** START PROVIDED DATA **
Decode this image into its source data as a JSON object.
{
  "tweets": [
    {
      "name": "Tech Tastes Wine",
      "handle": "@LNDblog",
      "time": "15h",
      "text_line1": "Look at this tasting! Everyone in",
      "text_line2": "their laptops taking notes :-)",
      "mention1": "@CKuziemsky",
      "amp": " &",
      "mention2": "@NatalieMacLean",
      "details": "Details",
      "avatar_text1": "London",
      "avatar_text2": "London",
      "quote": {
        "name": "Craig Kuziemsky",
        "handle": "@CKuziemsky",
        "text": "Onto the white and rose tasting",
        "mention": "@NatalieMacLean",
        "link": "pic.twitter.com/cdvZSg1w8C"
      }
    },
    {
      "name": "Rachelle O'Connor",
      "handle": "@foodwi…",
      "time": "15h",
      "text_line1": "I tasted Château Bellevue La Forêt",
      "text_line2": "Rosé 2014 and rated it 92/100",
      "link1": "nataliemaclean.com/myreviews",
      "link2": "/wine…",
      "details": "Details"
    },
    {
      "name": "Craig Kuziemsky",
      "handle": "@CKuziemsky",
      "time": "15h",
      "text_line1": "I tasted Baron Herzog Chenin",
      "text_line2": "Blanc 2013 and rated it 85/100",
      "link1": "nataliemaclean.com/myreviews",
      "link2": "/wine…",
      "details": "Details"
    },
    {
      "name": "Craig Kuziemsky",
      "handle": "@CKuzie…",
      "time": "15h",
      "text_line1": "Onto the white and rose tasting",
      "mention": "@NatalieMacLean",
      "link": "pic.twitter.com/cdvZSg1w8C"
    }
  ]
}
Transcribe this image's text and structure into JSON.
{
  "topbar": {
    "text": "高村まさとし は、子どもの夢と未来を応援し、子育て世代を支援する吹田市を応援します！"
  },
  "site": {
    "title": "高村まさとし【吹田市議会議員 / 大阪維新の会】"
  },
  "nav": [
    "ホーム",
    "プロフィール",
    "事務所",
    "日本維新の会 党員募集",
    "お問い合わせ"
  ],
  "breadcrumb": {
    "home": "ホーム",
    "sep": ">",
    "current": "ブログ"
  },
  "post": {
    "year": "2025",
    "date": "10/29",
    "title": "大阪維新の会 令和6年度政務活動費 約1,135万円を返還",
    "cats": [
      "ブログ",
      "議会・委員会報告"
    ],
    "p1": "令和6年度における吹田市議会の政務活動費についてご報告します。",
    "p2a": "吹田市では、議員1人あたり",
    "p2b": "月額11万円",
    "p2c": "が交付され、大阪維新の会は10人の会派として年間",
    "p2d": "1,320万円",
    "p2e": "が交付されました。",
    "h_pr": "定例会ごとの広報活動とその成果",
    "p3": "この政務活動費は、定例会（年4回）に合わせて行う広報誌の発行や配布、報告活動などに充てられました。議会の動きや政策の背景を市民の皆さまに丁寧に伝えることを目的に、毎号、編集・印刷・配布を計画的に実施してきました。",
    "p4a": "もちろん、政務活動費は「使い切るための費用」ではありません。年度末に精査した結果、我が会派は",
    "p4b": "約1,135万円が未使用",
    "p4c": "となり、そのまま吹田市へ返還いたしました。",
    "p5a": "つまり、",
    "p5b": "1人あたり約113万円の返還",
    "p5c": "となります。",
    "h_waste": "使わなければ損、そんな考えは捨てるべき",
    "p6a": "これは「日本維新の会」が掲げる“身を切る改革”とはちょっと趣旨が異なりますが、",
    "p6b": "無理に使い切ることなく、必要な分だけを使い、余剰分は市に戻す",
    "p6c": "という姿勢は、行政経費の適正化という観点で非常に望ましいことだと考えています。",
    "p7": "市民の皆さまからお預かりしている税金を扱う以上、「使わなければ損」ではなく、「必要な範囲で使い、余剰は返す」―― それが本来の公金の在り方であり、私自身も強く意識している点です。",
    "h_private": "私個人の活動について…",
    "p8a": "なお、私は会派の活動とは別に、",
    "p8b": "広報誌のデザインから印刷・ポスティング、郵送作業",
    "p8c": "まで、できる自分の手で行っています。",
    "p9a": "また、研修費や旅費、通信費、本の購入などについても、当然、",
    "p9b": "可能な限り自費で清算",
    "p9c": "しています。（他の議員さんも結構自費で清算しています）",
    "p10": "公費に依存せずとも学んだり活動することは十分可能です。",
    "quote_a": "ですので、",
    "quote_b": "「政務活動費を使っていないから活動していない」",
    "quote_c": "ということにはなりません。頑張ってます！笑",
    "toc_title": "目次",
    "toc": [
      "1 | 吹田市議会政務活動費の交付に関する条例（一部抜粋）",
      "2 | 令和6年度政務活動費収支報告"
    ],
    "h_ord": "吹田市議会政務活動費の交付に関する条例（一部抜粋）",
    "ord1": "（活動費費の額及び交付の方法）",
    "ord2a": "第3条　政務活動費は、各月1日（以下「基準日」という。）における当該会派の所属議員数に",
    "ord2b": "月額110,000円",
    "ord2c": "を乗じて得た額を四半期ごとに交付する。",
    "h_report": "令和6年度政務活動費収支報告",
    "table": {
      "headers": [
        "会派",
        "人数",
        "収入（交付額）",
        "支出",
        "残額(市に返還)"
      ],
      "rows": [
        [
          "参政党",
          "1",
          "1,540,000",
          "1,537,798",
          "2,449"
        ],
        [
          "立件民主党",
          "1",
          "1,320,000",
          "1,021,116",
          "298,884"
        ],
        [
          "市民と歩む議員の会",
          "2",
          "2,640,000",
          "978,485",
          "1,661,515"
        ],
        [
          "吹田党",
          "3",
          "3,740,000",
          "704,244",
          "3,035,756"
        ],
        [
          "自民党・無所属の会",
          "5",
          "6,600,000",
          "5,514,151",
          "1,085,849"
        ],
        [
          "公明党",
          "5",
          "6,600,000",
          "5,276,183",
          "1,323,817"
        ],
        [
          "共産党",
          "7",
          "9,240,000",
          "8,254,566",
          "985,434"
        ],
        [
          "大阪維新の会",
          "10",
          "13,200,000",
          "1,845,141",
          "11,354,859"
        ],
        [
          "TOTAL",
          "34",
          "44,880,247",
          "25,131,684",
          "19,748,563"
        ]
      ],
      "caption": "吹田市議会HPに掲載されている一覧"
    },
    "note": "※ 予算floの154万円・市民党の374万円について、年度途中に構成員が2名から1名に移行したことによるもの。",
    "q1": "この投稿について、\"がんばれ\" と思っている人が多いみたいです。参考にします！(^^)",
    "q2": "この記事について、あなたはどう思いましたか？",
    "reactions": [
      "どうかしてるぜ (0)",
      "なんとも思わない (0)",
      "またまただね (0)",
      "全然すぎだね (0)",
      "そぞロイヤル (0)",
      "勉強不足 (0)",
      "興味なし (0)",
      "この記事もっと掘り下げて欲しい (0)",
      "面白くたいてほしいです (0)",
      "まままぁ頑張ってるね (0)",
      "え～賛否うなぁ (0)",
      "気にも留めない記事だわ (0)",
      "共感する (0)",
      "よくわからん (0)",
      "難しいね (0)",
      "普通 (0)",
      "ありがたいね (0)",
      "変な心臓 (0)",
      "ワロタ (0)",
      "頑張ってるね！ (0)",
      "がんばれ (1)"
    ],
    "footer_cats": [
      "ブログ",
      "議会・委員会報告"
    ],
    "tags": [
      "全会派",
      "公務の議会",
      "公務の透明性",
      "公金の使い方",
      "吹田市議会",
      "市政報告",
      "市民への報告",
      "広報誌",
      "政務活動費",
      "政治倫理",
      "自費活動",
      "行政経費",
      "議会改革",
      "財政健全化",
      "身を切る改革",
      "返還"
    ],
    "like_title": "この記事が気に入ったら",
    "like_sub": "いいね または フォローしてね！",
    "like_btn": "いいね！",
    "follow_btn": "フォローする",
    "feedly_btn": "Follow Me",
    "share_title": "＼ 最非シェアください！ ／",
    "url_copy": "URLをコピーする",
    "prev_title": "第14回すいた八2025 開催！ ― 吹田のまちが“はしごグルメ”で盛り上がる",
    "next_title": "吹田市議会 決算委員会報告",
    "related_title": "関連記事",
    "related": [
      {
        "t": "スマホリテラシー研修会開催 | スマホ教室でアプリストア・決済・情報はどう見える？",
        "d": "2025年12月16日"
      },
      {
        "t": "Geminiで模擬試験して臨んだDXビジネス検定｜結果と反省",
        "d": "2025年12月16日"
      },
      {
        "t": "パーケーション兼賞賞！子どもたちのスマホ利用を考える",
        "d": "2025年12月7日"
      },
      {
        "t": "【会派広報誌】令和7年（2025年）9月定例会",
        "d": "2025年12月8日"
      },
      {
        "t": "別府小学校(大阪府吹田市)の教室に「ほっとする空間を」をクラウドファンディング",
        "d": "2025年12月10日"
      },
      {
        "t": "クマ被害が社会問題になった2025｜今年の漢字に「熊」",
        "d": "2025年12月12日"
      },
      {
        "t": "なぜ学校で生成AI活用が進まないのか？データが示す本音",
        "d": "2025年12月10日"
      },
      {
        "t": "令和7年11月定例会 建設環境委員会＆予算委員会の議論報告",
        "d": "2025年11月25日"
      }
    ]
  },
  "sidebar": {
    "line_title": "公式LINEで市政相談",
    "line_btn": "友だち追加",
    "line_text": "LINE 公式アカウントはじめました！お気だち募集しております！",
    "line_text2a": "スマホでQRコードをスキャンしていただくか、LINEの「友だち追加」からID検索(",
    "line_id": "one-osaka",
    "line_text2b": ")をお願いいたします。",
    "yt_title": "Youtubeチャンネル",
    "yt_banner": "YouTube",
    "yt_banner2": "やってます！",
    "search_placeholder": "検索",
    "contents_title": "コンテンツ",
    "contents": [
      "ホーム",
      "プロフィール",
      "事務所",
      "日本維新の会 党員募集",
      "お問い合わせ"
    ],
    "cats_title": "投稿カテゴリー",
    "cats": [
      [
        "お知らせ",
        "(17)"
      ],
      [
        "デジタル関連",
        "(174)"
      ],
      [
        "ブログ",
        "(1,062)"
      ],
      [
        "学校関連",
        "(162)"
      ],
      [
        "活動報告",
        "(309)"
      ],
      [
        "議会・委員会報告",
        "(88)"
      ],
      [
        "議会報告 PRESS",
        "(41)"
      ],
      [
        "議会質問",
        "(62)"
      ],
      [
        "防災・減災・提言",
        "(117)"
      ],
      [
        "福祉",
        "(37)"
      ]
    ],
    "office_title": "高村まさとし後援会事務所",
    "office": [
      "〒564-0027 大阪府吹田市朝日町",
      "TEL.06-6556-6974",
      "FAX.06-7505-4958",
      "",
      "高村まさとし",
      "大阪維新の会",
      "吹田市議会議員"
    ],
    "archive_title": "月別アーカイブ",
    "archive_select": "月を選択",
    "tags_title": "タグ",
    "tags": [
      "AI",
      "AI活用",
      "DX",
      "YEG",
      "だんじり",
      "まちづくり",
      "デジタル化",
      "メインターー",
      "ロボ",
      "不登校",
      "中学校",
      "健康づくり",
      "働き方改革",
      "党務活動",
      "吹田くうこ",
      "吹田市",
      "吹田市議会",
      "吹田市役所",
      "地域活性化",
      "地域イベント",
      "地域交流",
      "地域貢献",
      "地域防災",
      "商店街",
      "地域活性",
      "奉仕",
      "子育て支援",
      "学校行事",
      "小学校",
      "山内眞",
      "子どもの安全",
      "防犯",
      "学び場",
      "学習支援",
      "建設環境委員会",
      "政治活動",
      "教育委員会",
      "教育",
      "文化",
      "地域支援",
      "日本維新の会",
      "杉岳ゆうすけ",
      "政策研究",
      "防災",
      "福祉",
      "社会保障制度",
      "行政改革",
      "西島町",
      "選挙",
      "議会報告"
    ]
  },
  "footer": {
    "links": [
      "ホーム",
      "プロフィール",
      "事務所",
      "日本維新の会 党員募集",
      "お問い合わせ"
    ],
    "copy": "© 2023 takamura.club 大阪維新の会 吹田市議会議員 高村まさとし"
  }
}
** END PROVIDED DATA **
**STATED GOAL**
Show every line where the string "name" appears.

**ANSWER TO THE TASK**
      "name": "Tech Tastes Wine",
        "name": "Craig Kuziemsky",
      "name": "Rachelle O'Connor",
      "name": "Craig Kuziemsky",
      "name": "Craig Kuziemsky",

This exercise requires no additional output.